##### Listed entries

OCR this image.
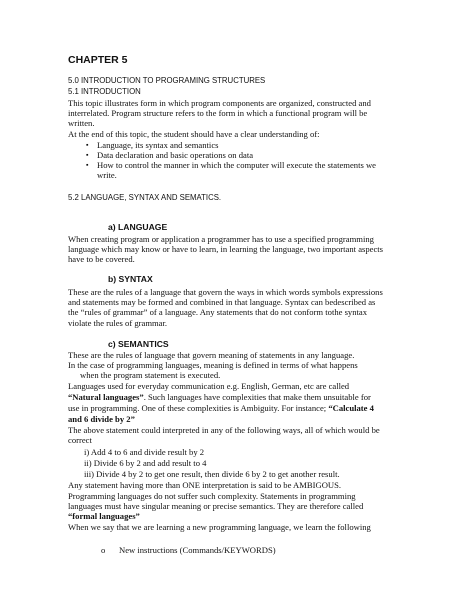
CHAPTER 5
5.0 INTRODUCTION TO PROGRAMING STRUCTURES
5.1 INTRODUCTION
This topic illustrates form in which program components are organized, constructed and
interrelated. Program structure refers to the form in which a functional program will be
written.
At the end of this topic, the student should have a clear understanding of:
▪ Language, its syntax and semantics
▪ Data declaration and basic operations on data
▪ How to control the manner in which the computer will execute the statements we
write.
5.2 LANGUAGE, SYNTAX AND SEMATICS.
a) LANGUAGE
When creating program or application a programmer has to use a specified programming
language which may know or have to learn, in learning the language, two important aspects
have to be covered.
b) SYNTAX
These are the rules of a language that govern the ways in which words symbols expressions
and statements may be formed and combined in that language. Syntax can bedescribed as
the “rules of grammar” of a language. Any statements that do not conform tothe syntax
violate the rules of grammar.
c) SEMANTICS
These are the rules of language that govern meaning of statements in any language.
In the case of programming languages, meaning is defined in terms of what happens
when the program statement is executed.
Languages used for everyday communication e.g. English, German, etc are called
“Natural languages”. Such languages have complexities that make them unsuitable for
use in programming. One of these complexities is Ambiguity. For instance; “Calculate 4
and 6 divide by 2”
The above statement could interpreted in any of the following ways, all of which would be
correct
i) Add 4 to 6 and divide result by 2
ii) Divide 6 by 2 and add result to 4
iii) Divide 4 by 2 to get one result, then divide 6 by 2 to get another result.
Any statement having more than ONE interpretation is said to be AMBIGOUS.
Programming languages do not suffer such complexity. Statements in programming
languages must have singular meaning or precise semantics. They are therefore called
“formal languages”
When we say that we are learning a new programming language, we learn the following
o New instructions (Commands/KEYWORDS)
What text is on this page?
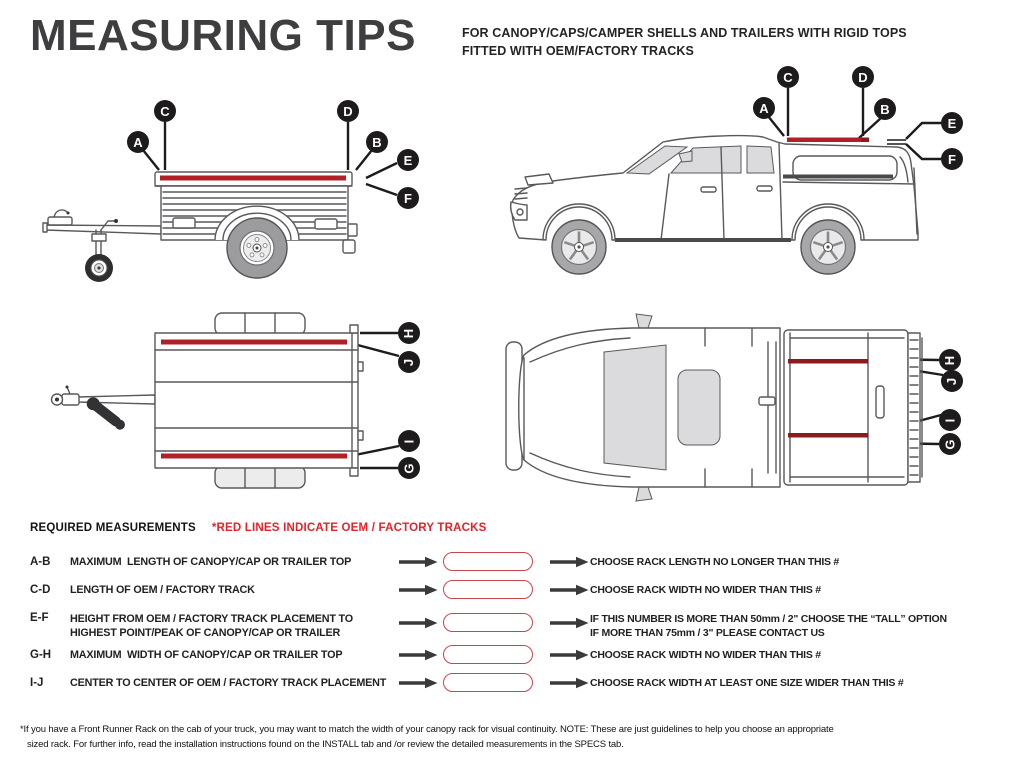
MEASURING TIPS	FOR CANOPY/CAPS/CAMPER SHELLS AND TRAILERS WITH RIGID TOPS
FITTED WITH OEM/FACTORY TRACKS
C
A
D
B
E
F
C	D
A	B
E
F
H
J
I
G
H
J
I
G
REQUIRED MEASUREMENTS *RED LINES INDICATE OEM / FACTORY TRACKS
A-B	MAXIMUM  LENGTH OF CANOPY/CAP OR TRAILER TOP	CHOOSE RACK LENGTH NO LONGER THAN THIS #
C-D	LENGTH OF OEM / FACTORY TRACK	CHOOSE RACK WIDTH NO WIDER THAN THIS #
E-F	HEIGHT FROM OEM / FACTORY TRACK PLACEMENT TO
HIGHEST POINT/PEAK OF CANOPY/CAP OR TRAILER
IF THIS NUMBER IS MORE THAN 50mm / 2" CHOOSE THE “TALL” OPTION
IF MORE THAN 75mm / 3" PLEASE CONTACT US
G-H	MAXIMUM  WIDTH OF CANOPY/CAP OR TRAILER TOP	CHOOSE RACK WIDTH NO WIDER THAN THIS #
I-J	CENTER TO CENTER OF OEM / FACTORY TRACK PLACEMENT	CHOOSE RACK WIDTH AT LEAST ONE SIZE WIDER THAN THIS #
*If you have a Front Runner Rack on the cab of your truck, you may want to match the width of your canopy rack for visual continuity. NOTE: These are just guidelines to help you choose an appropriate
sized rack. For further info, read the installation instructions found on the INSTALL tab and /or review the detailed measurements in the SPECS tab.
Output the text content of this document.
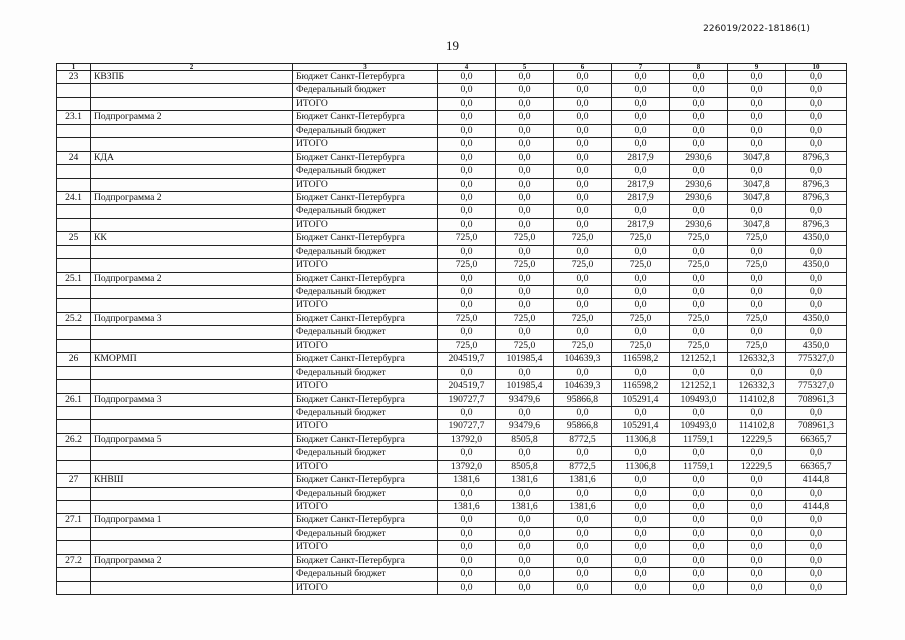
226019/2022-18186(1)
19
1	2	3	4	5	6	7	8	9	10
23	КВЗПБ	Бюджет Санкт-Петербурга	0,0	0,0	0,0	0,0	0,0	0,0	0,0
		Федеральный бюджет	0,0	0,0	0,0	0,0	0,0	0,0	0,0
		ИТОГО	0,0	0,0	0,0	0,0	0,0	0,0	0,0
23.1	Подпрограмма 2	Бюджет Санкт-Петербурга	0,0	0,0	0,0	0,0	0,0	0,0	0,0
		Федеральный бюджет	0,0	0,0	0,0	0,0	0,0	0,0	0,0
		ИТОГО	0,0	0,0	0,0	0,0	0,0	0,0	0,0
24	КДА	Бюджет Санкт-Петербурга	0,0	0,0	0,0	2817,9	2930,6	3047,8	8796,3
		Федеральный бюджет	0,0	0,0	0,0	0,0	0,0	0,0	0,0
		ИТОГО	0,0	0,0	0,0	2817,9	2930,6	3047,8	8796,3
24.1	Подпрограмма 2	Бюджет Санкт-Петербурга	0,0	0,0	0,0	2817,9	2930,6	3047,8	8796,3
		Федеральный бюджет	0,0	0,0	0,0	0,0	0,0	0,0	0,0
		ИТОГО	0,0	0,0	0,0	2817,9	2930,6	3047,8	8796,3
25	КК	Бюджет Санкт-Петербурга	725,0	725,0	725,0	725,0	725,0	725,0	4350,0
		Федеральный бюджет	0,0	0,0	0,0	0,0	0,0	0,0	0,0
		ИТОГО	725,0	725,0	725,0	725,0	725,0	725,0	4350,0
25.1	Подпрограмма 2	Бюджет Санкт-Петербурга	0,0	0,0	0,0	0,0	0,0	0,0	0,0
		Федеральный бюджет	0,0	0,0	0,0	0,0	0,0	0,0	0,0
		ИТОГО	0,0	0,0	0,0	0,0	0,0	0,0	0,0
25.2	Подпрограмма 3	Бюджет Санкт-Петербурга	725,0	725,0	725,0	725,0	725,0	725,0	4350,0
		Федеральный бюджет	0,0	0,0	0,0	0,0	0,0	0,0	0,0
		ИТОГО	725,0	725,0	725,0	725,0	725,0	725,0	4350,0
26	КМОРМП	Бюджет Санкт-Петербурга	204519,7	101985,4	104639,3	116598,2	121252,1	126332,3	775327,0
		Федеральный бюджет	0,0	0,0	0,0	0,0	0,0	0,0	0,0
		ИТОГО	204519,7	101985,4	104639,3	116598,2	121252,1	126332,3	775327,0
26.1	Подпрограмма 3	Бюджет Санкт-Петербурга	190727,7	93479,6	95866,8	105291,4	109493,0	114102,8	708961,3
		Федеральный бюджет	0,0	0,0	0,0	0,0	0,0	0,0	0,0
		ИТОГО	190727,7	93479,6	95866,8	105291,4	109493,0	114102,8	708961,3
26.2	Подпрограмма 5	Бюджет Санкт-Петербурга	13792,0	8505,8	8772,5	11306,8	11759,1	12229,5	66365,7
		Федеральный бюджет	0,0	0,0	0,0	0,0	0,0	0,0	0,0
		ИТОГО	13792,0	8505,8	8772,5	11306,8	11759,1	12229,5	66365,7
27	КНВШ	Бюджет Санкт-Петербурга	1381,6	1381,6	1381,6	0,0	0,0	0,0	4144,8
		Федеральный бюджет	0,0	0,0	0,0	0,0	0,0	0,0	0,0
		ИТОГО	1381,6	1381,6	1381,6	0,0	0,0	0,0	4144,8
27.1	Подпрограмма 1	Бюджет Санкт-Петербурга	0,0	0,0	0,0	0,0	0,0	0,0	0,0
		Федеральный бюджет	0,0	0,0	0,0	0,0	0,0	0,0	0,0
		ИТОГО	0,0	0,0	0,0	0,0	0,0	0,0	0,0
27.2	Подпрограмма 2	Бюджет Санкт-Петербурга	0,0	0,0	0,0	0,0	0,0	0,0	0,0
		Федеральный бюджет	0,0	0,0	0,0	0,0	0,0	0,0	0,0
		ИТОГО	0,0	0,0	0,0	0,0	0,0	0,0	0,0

##########

- [Stated task] Pictures are to be left out; all else in the entries above is to be quoted exactly.

- [Final answer]
OCR this image.
CHAPTER 5
5.0 INTRODUCTION TO PROGRAMING STRUCTURES
5.1 INTRODUCTION
This topic illustrates form in which program components are organized, constructed and
interrelated. Program structure refers to the form in which a functional program will be
written.
At the end of this topic, the student should have a clear understanding of:
▪ Language, its syntax and semantics
▪ Data declaration and basic operations on data
▪ How to control the manner in which the computer will execute the statements we
write.
5.2 LANGUAGE, SYNTAX AND SEMATICS.
a) LANGUAGE
When creating program or application a programmer has to use a specified programming
language which may know or have to learn, in learning the language, two important aspects
have to be covered.
b) SYNTAX
These are the rules of a language that govern the ways in which words symbols expressions
and statements may be formed and combined in that language. Syntax can bedescribed as
the “rules of grammar” of a language. Any statements that do not conform tothe syntax
violate the rules of grammar.
c) SEMANTICS
These are the rules of language that govern meaning of statements in any language.
In the case of programming languages, meaning is defined in terms of what happens
when the program statement is executed.
Languages used for everyday communication e.g. English, German, etc are called
“Natural languages”. Such languages have complexities that make them unsuitable for
use in programming. One of these complexities is Ambiguity. For instance; “Calculate 4
and 6 divide by 2”
The above statement could interpreted in any of the following ways, all of which would be
correct
i) Add 4 to 6 and divide result by 2
ii) Divide 6 by 2 and add result to 4
iii) Divide 4 by 2 to get one result, then divide 6 by 2 to get another result.
Any statement having more than ONE interpretation is said to be AMBIGOUS.
Programming languages do not suffer such complexity. Statements in programming
languages must have singular meaning or precise semantics. They are therefore called
“formal languages”
When we say that we are learning a new programming language, we learn the following
o New instructions (Commands/KEYWORDS)
What text is on this page?
MEASURING TIPS	FOR CANOPY/CAPS/CAMPER SHELLS AND TRAILERS WITH RIGID TOPS
FITTED WITH OEM/FACTORY TRACKS
C
A
D
B
E
F
C	D
A	B
E
F
H
J
I
G
H
J
I
G
REQUIRED MEASUREMENTS *RED LINES INDICATE OEM / FACTORY TRACKS
A-B	MAXIMUM  LENGTH OF CANOPY/CAP OR TRAILER TOP	CHOOSE RACK LENGTH NO LONGER THAN THIS #
C-D	LENGTH OF OEM / FACTORY TRACK	CHOOSE RACK WIDTH NO WIDER THAN THIS #
E-F	HEIGHT FROM OEM / FACTORY TRACK PLACEMENT TO
HIGHEST POINT/PEAK OF CANOPY/CAP OR TRAILER
IF THIS NUMBER IS MORE THAN 50mm / 2" CHOOSE THE “TALL” OPTION
IF MORE THAN 75mm / 3" PLEASE CONTACT US
G-H	MAXIMUM  WIDTH OF CANOPY/CAP OR TRAILER TOP	CHOOSE RACK WIDTH NO WIDER THAN THIS #
I-J	CENTER TO CENTER OF OEM / FACTORY TRACK PLACEMENT	CHOOSE RACK WIDTH AT LEAST ONE SIZE WIDER THAN THIS #
*If you have a Front Runner Rack on the cab of your truck, you may want to match the width of your canopy rack for visual continuity. NOTE: These are just guidelines to help you choose an appropriate
sized rack. For further info, read the installation instructions found on the INSTALL tab and /or review the detailed measurements in the SPECS tab.
Output the text content of this document.
226019/2022-18186(1)
19
1	2	3	4	5	6	7	8	9	10
23	КВЗПБ	Бюджет Санкт-Петербурга	0,0	0,0	0,0	0,0	0,0	0,0	0,0
		Федеральный бюджет	0,0	0,0	0,0	0,0	0,0	0,0	0,0
		ИТОГО	0,0	0,0	0,0	0,0	0,0	0,0	0,0
23.1	Подпрограмма 2	Бюджет Санкт-Петербурга	0,0	0,0	0,0	0,0	0,0	0,0	0,0
		Федеральный бюджет	0,0	0,0	0,0	0,0	0,0	0,0	0,0
		ИТОГО	0,0	0,0	0,0	0,0	0,0	0,0	0,0
24	КДА	Бюджет Санкт-Петербурга	0,0	0,0	0,0	2817,9	2930,6	3047,8	8796,3
		Федеральный бюджет	0,0	0,0	0,0	0,0	0,0	0,0	0,0
		ИТОГО	0,0	0,0	0,0	2817,9	2930,6	3047,8	8796,3
24.1	Подпрограмма 2	Бюджет Санкт-Петербурга	0,0	0,0	0,0	2817,9	2930,6	3047,8	8796,3
		Федеральный бюджет	0,0	0,0	0,0	0,0	0,0	0,0	0,0
		ИТОГО	0,0	0,0	0,0	2817,9	2930,6	3047,8	8796,3
25	КК	Бюджет Санкт-Петербурга	725,0	725,0	725,0	725,0	725,0	725,0	4350,0
		Федеральный бюджет	0,0	0,0	0,0	0,0	0,0	0,0	0,0
		ИТОГО	725,0	725,0	725,0	725,0	725,0	725,0	4350,0
25.1	Подпрограмма 2	Бюджет Санкт-Петербурга	0,0	0,0	0,0	0,0	0,0	0,0	0,0
		Федеральный бюджет	0,0	0,0	0,0	0,0	0,0	0,0	0,0
		ИТОГО	0,0	0,0	0,0	0,0	0,0	0,0	0,0
25.2	Подпрограмма 3	Бюджет Санкт-Петербурга	725,0	725,0	725,0	725,0	725,0	725,0	4350,0
		Федеральный бюджет	0,0	0,0	0,0	0,0	0,0	0,0	0,0
		ИТОГО	725,0	725,0	725,0	725,0	725,0	725,0	4350,0
26	КМОРМП	Бюджет Санкт-Петербурга	204519,7	101985,4	104639,3	116598,2	121252,1	126332,3	775327,0
		Федеральный бюджет	0,0	0,0	0,0	0,0	0,0	0,0	0,0
		ИТОГО	204519,7	101985,4	104639,3	116598,2	121252,1	126332,3	775327,0
26.1	Подпрограмма 3	Бюджет Санкт-Петербурга	190727,7	93479,6	95866,8	105291,4	109493,0	114102,8	708961,3
		Федеральный бюджет	0,0	0,0	0,0	0,0	0,0	0,0	0,0
		ИТОГО	190727,7	93479,6	95866,8	105291,4	109493,0	114102,8	708961,3
26.2	Подпрограмма 5	Бюджет Санкт-Петербурга	13792,0	8505,8	8772,5	11306,8	11759,1	12229,5	66365,7
		Федеральный бюджет	0,0	0,0	0,0	0,0	0,0	0,0	0,0
		ИТОГО	13792,0	8505,8	8772,5	11306,8	11759,1	12229,5	66365,7
27	КНВШ	Бюджет Санкт-Петербурга	1381,6	1381,6	1381,6	0,0	0,0	0,0	4144,8
		Федеральный бюджет	0,0	0,0	0,0	0,0	0,0	0,0	0,0
		ИТОГО	1381,6	1381,6	1381,6	0,0	0,0	0,0	4144,8
27.1	Подпрограмма 1	Бюджет Санкт-Петербурга	0,0	0,0	0,0	0,0	0,0	0,0	0,0
		Федеральный бюджет	0,0	0,0	0,0	0,0	0,0	0,0	0,0
		ИТОГО	0,0	0,0	0,0	0,0	0,0	0,0	0,0
27.2	Подпрограмма 2	Бюджет Санкт-Петербурга	0,0	0,0	0,0	0,0	0,0	0,0	0,0
		Федеральный бюджет	0,0	0,0	0,0	0,0	0,0	0,0	0,0
		ИТОГО	0,0	0,0	0,0	0,0	0,0	0,0	0,0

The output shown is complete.